To be done –
Will you extract the entries word for word? Images should not appear in the copy.

(Part of a data file)

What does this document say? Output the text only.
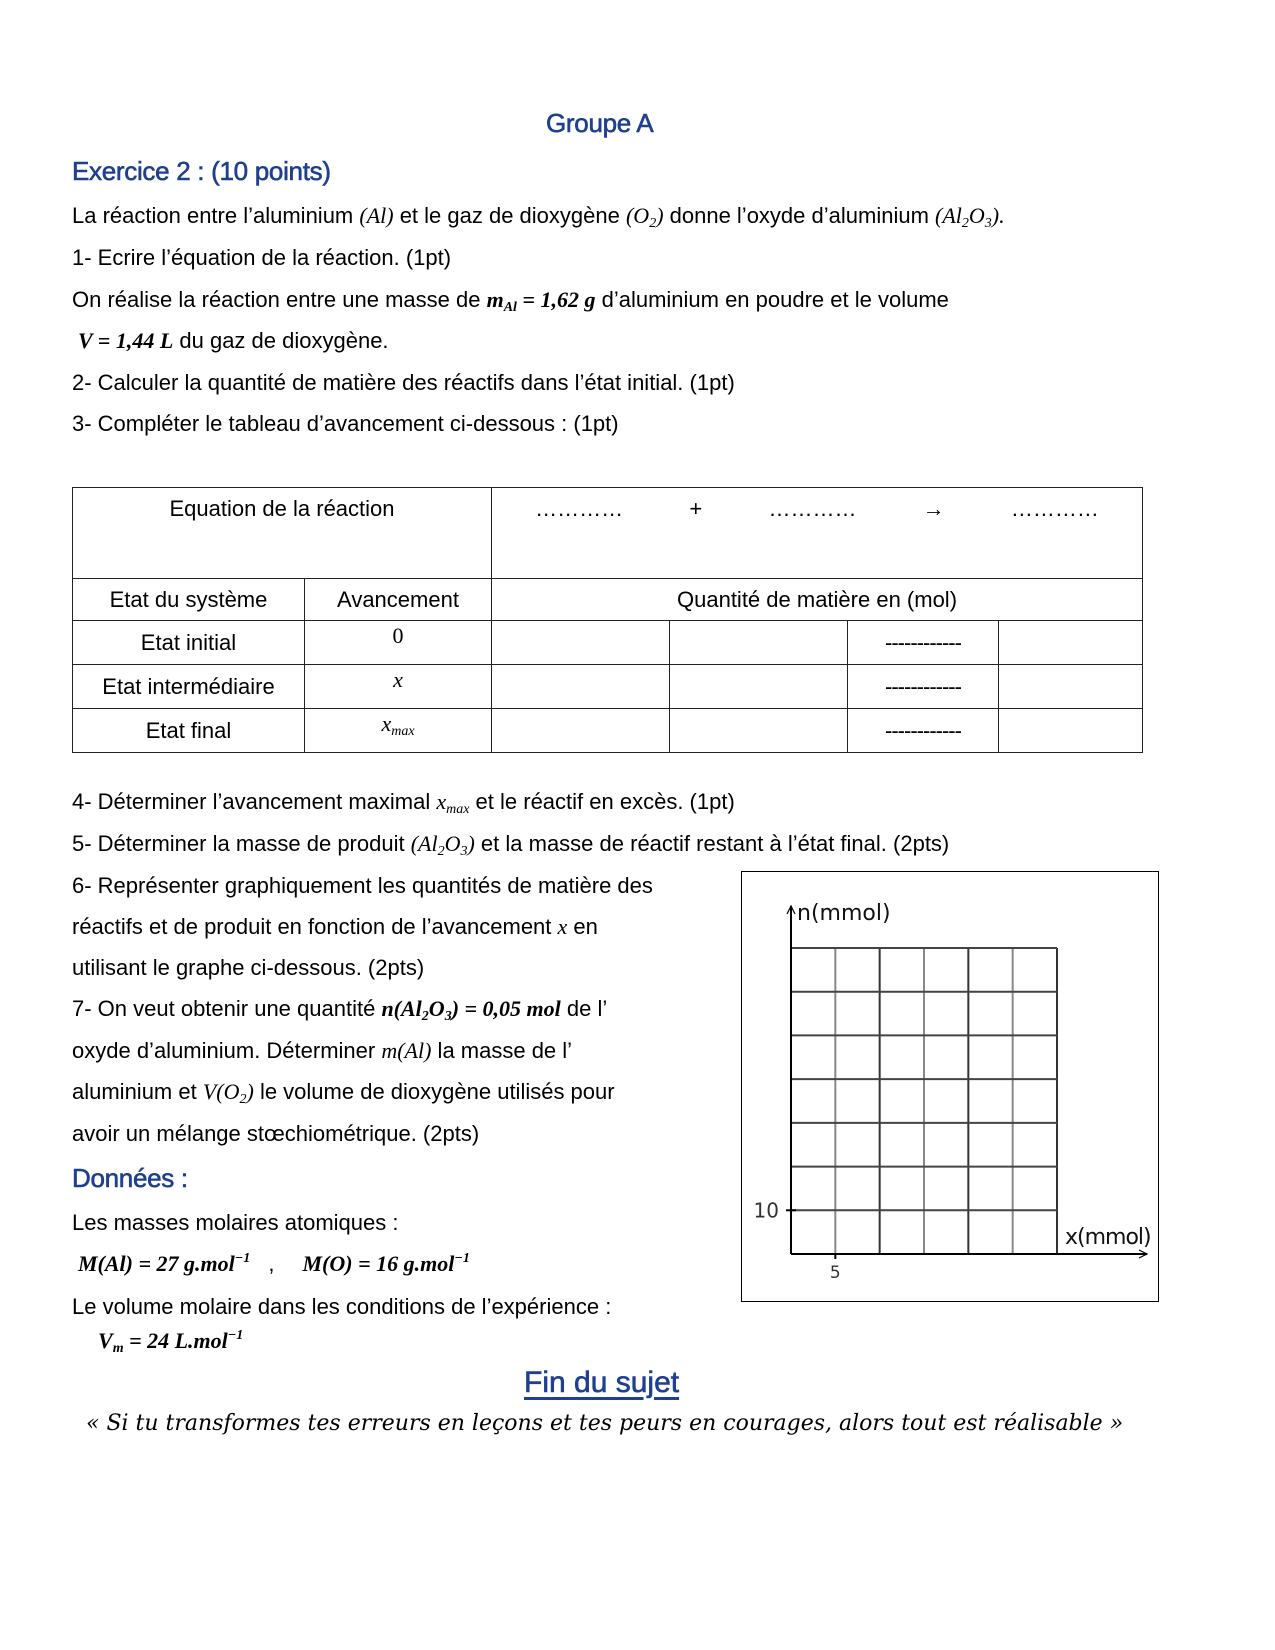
Groupe A
Exercice 2 : (10 points)
La réaction entre l’aluminium (Al) et le gaz de dioxygène $(O_2)$ donne l’oxyde d’aluminium $(Al_2O_3)$.
1- Ecrire l’équation de la réaction. (1pt)
On réalise la réaction entre une masse de $m_{Al} = 1,62$ g d’aluminium en poudre et le volume
V = 1,44 L du gaz de dioxygène.
2- Calculer la quantité de matière des réactifs dans l’état initial. (1pt)
3- Compléter le tableau d’avancement ci-dessous : (1pt)
Equation de la réaction		………… + ………… → …………			

Etat du système	Avancement	Quantité de matière en (mol)			
Etat initial	0			------------	
Etat intermédiaire	x			------------	
Etat final	$x_{max}$			------------	
4- Déterminer l’avancement maximal $x_{max}$ et le réactif en excès. (1pt)
5- Déterminer la masse de produit $(Al_2O_3)$ et la masse de réactif restant à l’état final. (2pts)
6- Représenter graphiquement les quantités de matière des
réactifs et de produit en fonction de l’avancement x en
utilisant le graphe ci-dessous. (2pts)
7- On veut obtenir une quantité $n(Al_2O_3) = 0,05$ mol de l’
oxyde d’aluminium. Déterminer m(Al) la masse de l’
aluminium et $V(O_2)$ le volume de dioxygène utilisés pour
avoir un mélange stœchiométrique. (2pts)
Données :
Les masses molaires atomiques :
M(Al) = 27 g.mol$^{-1}$ , M(O) = 16 g.mol$^{-1}$
Le volume molaire dans les conditions de l’expérience :
$V_m = 24$ L.mol$^{-1}$
n(mmol)
x(mmol)
10
5
Fin du sujet
« Si tu transformes tes erreurs en leçons et tes peurs en courages, alors tout est réalisable »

Result for this task –
What does this document say? Output the text only.
Groupe A
Exercice 2 : (10 points)
La réaction entre l’aluminium (Al) et le gaz de dioxygène $(O_2)$ donne l’oxyde d’aluminium $(Al_2O_3)$.
1- Ecrire l’équation de la réaction. (1pt)
On réalise la réaction entre une masse de $m_{Al} = 1,62$ g d’aluminium en poudre et le volume
V = 1,44 L du gaz de dioxygène.
2- Calculer la quantité de matière des réactifs dans l’état initial. (1pt)
3- Compléter le tableau d’avancement ci-dessous : (1pt)
Equation de la réaction		………… + ………… → …………			

Etat du système	Avancement	Quantité de matière en (mol)			
Etat initial	0			------------	
Etat intermédiaire	x			------------	
Etat final	$x_{max}$			------------	
4- Déterminer l’avancement maximal $x_{max}$ et le réactif en excès. (1pt)
5- Déterminer la masse de produit $(Al_2O_3)$ et la masse de réactif restant à l’état final. (2pts)
6- Représenter graphiquement les quantités de matière des
réactifs et de produit en fonction de l’avancement x en
utilisant le graphe ci-dessous. (2pts)
7- On veut obtenir une quantité $n(Al_2O_3) = 0,05$ mol de l’
oxyde d’aluminium. Déterminer m(Al) la masse de l’
aluminium et $V(O_2)$ le volume de dioxygène utilisés pour
avoir un mélange stœchiométrique. (2pts)
Données :
Les masses molaires atomiques :
M(Al) = 27 g.mol$^{-1}$ , M(O) = 16 g.mol$^{-1}$
Le volume molaire dans les conditions de l’expérience :
$V_m = 24$ L.mol$^{-1}$
n(mmol)
x(mmol)
10
5
Fin du sujet
« Si tu transformes tes erreurs en leçons et tes peurs en courages, alors tout est réalisable »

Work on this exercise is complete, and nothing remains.